* Begin DATA *

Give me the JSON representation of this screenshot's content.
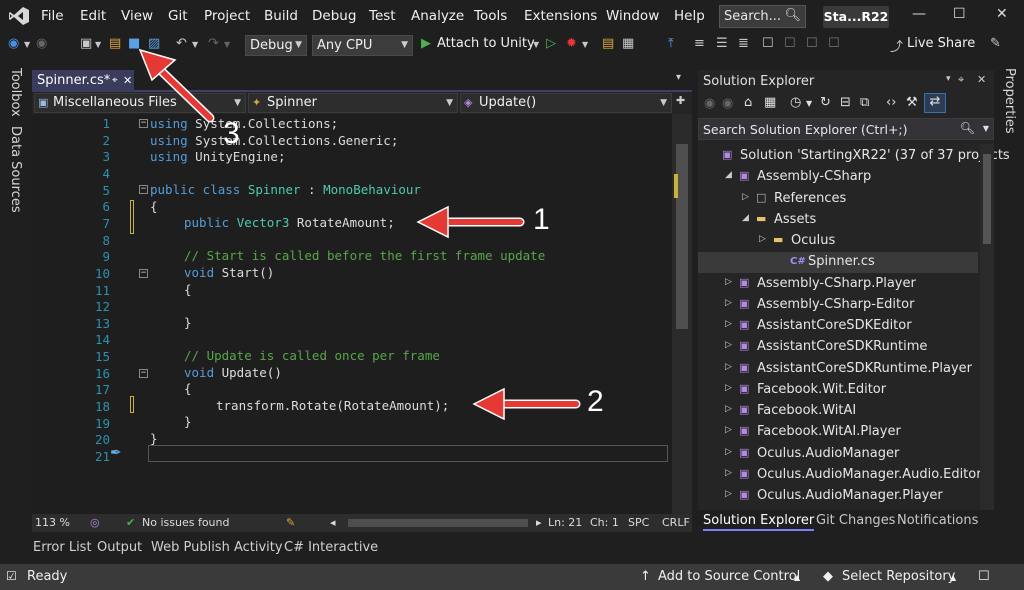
{
  "colors": {
    "accent_purple": "#3b3b5c",
    "annotation_arrow": "#e53935",
    "keyword": "#569cd6",
    "type": "#4ec9b0",
    "comment": "#57a64a",
    "line_number": "#2b91af",
    "csharp_icon": "#a58cf0"
  },
  "menu": {
    "items": [
      "File",
      "Edit",
      "View",
      "Git",
      "Project",
      "Build",
      "Debug",
      "Test",
      "Analyze",
      "Tools",
      "Extensions",
      "Window",
      "Help"
    ],
    "search_label": "Search...",
    "solution_short": "Sta...R22"
  },
  "toolbar": {
    "configuration": "Debug",
    "platform": "Any CPU",
    "attach_label": "Attach to Unity",
    "live_share_label": "Live Share"
  },
  "left_rail": {
    "toolbox": "Toolbox",
    "data_sources": "Data Sources"
  },
  "right_rail": {
    "properties": "Properties"
  },
  "editor": {
    "tab_label": "Spinner.cs*",
    "nav_project": "Miscellaneous Files",
    "nav_class": "Spinner",
    "nav_member": "Update()",
    "line_numbers": [
      "1",
      "2",
      "3",
      "4",
      "5",
      "6",
      "7",
      "8",
      "9",
      "10",
      "11",
      "12",
      "13",
      "14",
      "15",
      "16",
      "17",
      "18",
      "19",
      "20",
      "21"
    ],
    "lines": {
      "l1_kw": "using",
      "l1_rest": " System.Collections;",
      "l2_kw": "using",
      "l2_rest": " System.Collections.Generic;",
      "l3_kw": "using",
      "l3_rest": " UnityEngine;",
      "l5_kw": "public class",
      "l5_type": "Spinner",
      "l5_sep": " : ",
      "l5_base": "MonoBehaviour",
      "l6": "{",
      "l7_kw": "public",
      "l7_type": "Vector3",
      "l7_rest": " RotateAmount;",
      "l9": "// Start is called before the first frame update",
      "l10_kw": "void",
      "l10_rest": " Start()",
      "l11": "{",
      "l13": "}",
      "l15": "// Update is called once per frame",
      "l16_kw": "void",
      "l16_rest": " Update()",
      "l17": "{",
      "l18": "transform.Rotate(RotateAmount);",
      "l19": "}",
      "l20": "}"
    },
    "status": {
      "zoom": "113 %",
      "issues": "No issues found",
      "line": "Ln: 21",
      "col": "Ch: 1",
      "whitespace": "SPC",
      "line_ending": "CRLF"
    }
  },
  "bottom_tabs": [
    "Error List",
    "Output",
    "Web Publish Activity",
    "C# Interactive"
  ],
  "solution_explorer": {
    "title": "Solution Explorer",
    "search_placeholder": "Search Solution Explorer (Ctrl+;)",
    "tree": [
      {
        "label": "Solution 'StartingXR22' (37 of 37 projects",
        "level": 0,
        "icon": "solution-icon",
        "expander": ""
      },
      {
        "label": "Assembly-CSharp",
        "level": 1,
        "icon": "project-icon",
        "expander": "◢"
      },
      {
        "label": "References",
        "level": 2,
        "icon": "references-icon",
        "expander": "▷"
      },
      {
        "label": "Assets",
        "level": 2,
        "icon": "folder-icon",
        "expander": "◢"
      },
      {
        "label": "Oculus",
        "level": 3,
        "icon": "folder-icon",
        "expander": "▷"
      },
      {
        "label": "Spinner.cs",
        "level": 4,
        "icon": "csharp-file-icon",
        "expander": ""
      },
      {
        "label": "Assembly-CSharp.Player",
        "level": 1,
        "icon": "project-icon",
        "expander": "▷"
      },
      {
        "label": "Assembly-CSharp-Editor",
        "level": 1,
        "icon": "project-icon",
        "expander": "▷"
      },
      {
        "label": "AssistantCoreSDKEditor",
        "level": 1,
        "icon": "project-icon",
        "expander": "▷"
      },
      {
        "label": "AssistantCoreSDKRuntime",
        "level": 1,
        "icon": "project-icon",
        "expander": "▷"
      },
      {
        "label": "AssistantCoreSDKRuntime.Player",
        "level": 1,
        "icon": "project-icon",
        "expander": "▷"
      },
      {
        "label": "Facebook.Wit.Editor",
        "level": 1,
        "icon": "project-icon",
        "expander": "▷"
      },
      {
        "label": "Facebook.WitAI",
        "level": 1,
        "icon": "project-icon",
        "expander": "▷"
      },
      {
        "label": "Facebook.WitAI.Player",
        "level": 1,
        "icon": "project-icon",
        "expander": "▷"
      },
      {
        "label": "Oculus.AudioManager",
        "level": 1,
        "icon": "project-icon",
        "expander": "▷"
      },
      {
        "label": "Oculus.AudioManager.Audio.Editor",
        "level": 1,
        "icon": "project-icon",
        "expander": "▷"
      },
      {
        "label": "Oculus.AudioManager.Player",
        "level": 1,
        "icon": "project-icon",
        "expander": "▷"
      }
    ],
    "tabs": [
      "Solution Explorer",
      "Git Changes",
      "Notifications"
    ]
  },
  "statusbar": {
    "ready": "Ready",
    "add_source_control": "Add to Source Control",
    "select_repository": "Select Repository"
  },
  "annotations": {
    "one": "1",
    "two": "2",
    "three": "3"
  }
}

* End DATA *

Scan the material above. Copy each line where "System" occurs.

      "l1_rest": " System.Collections;",
      "l2_rest": " System.Collections.Generic;",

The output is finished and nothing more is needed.